STATED PROBLEM A - Duplicate the stretch from "The exact phrase" through "pudding back then." in the piece on the pudding proverb.
STATED PROBLEM B - Pick up the piece on the pudding proverb after its final sentence and extend it.

PAGE EXCERPT -
"""
I have to say. There is a lot to be said for a good bowl of pudding. Although it’s been a long time since I’ve had a spoonful of pudding in my mouth, it is one of those things that I occasionally miss as far as sweets go. I liked some tapioca pudding, I’ll tell you.
It is the truth.
The proof is in the pudding, as they say. But I’m not sure I ever gulped down any hard truths. So where does that phrase come from?
It means that the true value of something is best determined by using that said thing.
Apparently, this phrase was longer when it started out. But over the years, the version has become shorter. When it started, the phrase was: “The proof of the pudding is in the eating.”
The exact phrase was first recorded in the early 1600s. Back then, it was not like opening a box of Jell-O brand. Making pudding was a long process. And it was a different kind of pudding — a meaty pudding — filled with the likes of intestines or stomachs that may or may not have been contaminated. So you had to taste the stuff to find out if it was good, bad, or potentially poisonous. So yes. The proof really was in the pudding back then.
"""
RECORDED INFORMATION -
"""
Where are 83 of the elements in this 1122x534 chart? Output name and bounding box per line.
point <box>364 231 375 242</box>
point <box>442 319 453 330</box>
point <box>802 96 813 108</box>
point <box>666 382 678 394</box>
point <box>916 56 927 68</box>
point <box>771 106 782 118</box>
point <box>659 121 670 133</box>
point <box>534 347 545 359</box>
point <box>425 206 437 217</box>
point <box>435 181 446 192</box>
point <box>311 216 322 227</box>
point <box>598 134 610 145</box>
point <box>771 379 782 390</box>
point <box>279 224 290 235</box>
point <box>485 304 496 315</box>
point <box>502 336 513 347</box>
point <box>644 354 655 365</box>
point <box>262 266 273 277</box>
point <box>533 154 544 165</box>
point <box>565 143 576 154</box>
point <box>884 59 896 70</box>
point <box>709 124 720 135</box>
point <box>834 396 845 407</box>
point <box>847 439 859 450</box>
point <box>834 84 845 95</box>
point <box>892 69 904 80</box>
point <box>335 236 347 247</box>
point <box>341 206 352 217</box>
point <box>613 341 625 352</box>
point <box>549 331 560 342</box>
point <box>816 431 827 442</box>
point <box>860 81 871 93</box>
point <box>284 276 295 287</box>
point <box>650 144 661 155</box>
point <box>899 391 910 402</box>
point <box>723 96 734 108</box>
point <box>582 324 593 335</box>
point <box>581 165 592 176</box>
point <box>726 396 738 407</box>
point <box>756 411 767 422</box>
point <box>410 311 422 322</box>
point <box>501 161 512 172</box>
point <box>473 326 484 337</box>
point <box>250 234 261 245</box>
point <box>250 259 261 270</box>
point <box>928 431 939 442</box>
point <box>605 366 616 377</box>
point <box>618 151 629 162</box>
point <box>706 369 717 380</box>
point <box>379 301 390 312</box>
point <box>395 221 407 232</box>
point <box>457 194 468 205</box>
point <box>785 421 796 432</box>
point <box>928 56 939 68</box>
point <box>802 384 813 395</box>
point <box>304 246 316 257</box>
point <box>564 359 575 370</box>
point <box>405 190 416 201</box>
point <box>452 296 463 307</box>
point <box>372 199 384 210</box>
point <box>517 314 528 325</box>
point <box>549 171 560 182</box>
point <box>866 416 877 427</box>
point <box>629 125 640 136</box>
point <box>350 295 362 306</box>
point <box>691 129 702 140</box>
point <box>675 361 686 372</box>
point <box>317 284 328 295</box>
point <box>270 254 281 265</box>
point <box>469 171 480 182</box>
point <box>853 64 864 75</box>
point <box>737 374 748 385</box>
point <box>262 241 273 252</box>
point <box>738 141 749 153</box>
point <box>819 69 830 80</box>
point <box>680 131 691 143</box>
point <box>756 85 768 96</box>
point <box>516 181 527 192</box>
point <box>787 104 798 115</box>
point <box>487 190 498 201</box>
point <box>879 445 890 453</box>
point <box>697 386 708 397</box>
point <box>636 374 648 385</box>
"""
"""
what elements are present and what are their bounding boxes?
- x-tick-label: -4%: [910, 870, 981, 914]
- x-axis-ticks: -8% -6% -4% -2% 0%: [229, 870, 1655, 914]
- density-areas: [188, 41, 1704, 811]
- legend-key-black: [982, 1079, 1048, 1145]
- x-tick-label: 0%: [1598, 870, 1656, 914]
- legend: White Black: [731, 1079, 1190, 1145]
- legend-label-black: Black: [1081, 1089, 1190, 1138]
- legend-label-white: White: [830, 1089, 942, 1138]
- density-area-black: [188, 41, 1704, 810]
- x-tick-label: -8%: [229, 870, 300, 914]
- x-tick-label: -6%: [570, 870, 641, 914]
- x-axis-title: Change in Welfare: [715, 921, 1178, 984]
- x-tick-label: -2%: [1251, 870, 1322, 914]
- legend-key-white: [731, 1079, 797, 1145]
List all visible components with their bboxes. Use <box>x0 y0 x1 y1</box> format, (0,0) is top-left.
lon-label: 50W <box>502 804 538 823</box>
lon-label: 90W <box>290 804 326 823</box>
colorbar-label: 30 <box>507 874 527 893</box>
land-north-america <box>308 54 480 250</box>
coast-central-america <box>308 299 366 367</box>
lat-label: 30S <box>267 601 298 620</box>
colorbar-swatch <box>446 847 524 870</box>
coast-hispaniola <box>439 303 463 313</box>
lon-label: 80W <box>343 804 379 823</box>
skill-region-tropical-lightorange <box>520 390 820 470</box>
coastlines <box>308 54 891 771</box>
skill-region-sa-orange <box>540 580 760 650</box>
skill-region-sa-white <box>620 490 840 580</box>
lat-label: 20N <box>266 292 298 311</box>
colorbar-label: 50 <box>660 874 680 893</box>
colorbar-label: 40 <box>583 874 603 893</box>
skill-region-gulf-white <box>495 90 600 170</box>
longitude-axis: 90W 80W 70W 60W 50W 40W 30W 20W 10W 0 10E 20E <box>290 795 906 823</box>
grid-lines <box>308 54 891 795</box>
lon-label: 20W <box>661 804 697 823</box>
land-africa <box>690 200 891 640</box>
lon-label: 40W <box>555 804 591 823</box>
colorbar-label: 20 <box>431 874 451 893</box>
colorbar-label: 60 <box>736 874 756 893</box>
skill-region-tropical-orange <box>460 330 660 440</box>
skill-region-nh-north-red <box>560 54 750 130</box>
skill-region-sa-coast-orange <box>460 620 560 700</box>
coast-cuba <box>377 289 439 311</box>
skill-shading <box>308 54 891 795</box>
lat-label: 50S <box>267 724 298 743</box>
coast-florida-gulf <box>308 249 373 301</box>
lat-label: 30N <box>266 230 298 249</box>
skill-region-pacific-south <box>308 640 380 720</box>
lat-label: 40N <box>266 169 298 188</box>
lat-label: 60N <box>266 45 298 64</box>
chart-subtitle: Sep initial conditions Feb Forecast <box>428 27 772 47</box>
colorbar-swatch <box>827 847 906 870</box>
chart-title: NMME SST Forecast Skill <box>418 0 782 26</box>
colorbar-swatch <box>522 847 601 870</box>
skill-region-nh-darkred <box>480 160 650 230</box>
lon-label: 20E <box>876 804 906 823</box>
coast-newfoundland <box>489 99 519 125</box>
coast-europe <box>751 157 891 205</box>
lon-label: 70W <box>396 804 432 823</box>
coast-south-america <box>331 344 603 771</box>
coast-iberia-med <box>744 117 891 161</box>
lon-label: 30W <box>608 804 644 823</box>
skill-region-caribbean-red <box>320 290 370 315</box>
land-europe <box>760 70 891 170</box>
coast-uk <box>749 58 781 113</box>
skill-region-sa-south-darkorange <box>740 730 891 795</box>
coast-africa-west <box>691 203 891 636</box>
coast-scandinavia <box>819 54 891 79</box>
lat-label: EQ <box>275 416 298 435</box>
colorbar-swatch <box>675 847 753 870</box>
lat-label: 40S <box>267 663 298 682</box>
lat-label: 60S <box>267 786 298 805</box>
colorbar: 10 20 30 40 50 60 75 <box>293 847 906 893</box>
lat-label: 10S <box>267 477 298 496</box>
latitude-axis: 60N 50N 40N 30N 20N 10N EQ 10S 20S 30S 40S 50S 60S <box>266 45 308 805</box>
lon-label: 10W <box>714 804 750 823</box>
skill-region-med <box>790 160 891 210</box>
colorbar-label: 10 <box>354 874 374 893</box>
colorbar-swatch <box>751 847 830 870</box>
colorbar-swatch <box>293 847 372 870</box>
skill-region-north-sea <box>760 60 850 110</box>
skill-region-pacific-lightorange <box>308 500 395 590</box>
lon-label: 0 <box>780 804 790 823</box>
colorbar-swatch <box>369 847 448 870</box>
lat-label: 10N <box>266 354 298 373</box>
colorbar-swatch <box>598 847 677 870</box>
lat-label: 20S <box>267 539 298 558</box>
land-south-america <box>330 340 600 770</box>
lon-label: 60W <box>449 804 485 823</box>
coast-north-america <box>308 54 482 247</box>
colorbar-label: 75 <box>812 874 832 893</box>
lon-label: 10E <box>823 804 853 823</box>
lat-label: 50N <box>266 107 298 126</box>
"""
"""
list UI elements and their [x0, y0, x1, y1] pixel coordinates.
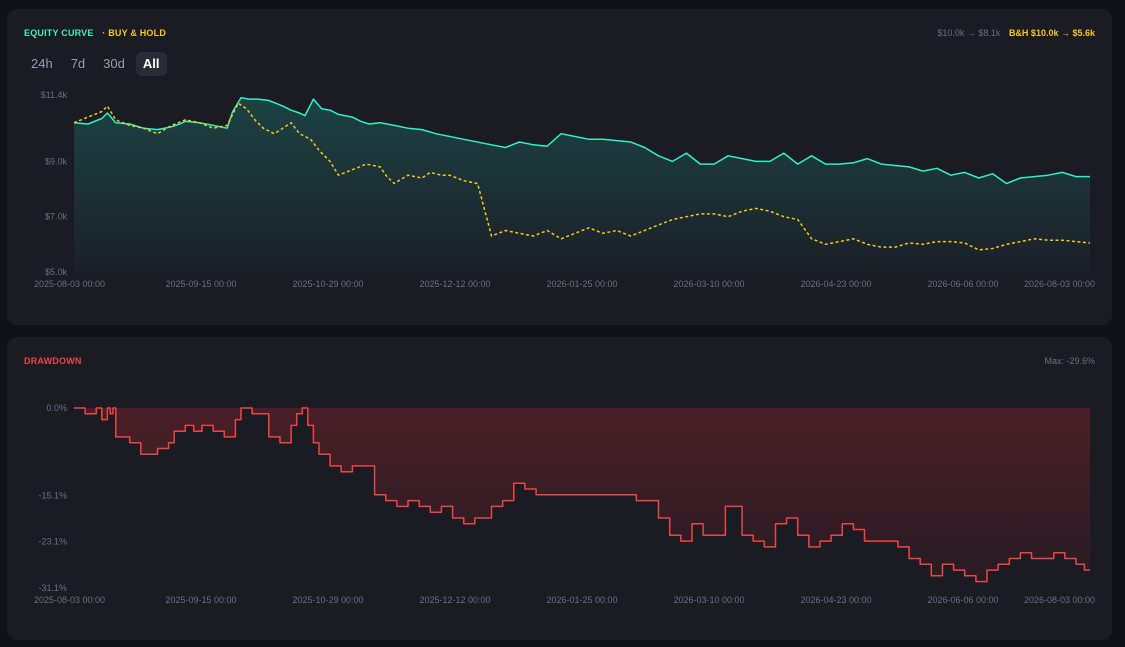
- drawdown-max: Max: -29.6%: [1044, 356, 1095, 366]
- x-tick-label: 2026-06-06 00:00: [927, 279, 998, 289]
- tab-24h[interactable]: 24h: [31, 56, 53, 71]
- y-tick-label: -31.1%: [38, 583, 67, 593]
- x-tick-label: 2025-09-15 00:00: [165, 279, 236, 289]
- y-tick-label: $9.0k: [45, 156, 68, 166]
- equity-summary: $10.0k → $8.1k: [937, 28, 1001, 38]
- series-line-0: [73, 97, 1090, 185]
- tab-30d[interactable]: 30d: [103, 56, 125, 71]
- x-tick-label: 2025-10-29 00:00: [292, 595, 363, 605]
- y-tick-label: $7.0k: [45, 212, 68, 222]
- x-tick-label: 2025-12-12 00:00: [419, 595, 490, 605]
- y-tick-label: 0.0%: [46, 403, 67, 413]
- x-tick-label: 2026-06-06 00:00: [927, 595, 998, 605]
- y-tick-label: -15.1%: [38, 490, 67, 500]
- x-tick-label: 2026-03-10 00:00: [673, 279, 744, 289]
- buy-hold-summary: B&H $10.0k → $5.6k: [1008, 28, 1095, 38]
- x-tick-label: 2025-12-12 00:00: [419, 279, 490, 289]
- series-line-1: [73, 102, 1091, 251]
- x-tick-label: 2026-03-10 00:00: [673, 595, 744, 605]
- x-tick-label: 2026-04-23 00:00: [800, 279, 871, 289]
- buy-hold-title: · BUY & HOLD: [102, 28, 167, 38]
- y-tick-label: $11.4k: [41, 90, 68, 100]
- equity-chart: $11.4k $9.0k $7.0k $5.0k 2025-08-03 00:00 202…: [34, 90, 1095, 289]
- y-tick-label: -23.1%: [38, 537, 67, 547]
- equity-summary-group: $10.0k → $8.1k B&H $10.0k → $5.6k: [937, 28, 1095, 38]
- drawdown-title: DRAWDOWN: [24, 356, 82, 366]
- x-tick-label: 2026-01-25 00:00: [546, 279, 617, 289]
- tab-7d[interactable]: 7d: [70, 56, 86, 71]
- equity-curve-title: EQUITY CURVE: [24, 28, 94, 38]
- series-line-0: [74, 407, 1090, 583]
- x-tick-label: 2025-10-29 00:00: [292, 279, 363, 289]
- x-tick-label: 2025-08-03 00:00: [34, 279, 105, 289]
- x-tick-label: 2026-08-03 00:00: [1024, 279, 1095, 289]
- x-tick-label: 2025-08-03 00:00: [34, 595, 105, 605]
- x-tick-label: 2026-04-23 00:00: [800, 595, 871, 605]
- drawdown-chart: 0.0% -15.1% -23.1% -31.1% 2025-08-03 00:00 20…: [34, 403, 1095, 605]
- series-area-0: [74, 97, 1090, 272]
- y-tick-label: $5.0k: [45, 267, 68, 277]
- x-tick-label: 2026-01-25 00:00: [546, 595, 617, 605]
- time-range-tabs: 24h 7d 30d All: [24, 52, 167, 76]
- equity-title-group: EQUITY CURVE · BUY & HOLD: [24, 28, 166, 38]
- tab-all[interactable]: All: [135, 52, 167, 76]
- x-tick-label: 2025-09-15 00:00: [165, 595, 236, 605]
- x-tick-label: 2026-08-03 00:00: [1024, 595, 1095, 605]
"""
TASK OUTPUT A -
The exact phrase was first recorded in the early 1600s. Back then, it was not like opening a box of Jell-O brand. Making pudding was a long process. And it was a different kind of pudding — a meaty pudding — filled with the likes of intestines or stomachs that may or may not have been contaminated. So you had to taste the stuff to find out if it was good, bad, or potentially poisonous. So yes. The proof really was in the pudding back then.

TASK OUTPUT B -
Since we are in the kitchen, let us stay there and examine another phrase.
Probably my favorite “class” of desserts. Cake.
But, as the old phrase goes: “You can’t have your cake and eat it too.”
Well, that doesn’t seem quite fair. Although, the meaning of the phrase says that we must make a choice between two things. We can’t have something both ways.
How did it come about? Because most people who have cake are eating it. Just like with the old Albanian proverb that says, “You can’t swim and not get wet.” But they are pointing out that the choices are mutually exclusive. Once you eat your cake, it’s gone. You no longer have it. So you can’t eat your cake and still have it around on the kitchen counter. That’s all.
The earliest records of the phrase pop up in the 16th century. But. The saying had one of its biggest historic moments because of Ted Kaczynski (AKA the Unabomber). He was a diehard member of Team “Eat Your Cake And Have It Too.” This “funky” wording of the phrase led to Kaczynski’s identification. Ted wrote it in the Unabomber manifesto, and he had also written it in a letter he’d sent to his brother, David. The case became one of the most famous and groundbreaking applications of “forensic linguistics.”
And finally, we’re still in the kitchen. Or maybe at the beach, when we hear “Happy as a clam.”
The meaning is obvious. Someone is very happy or content. But. As a clam?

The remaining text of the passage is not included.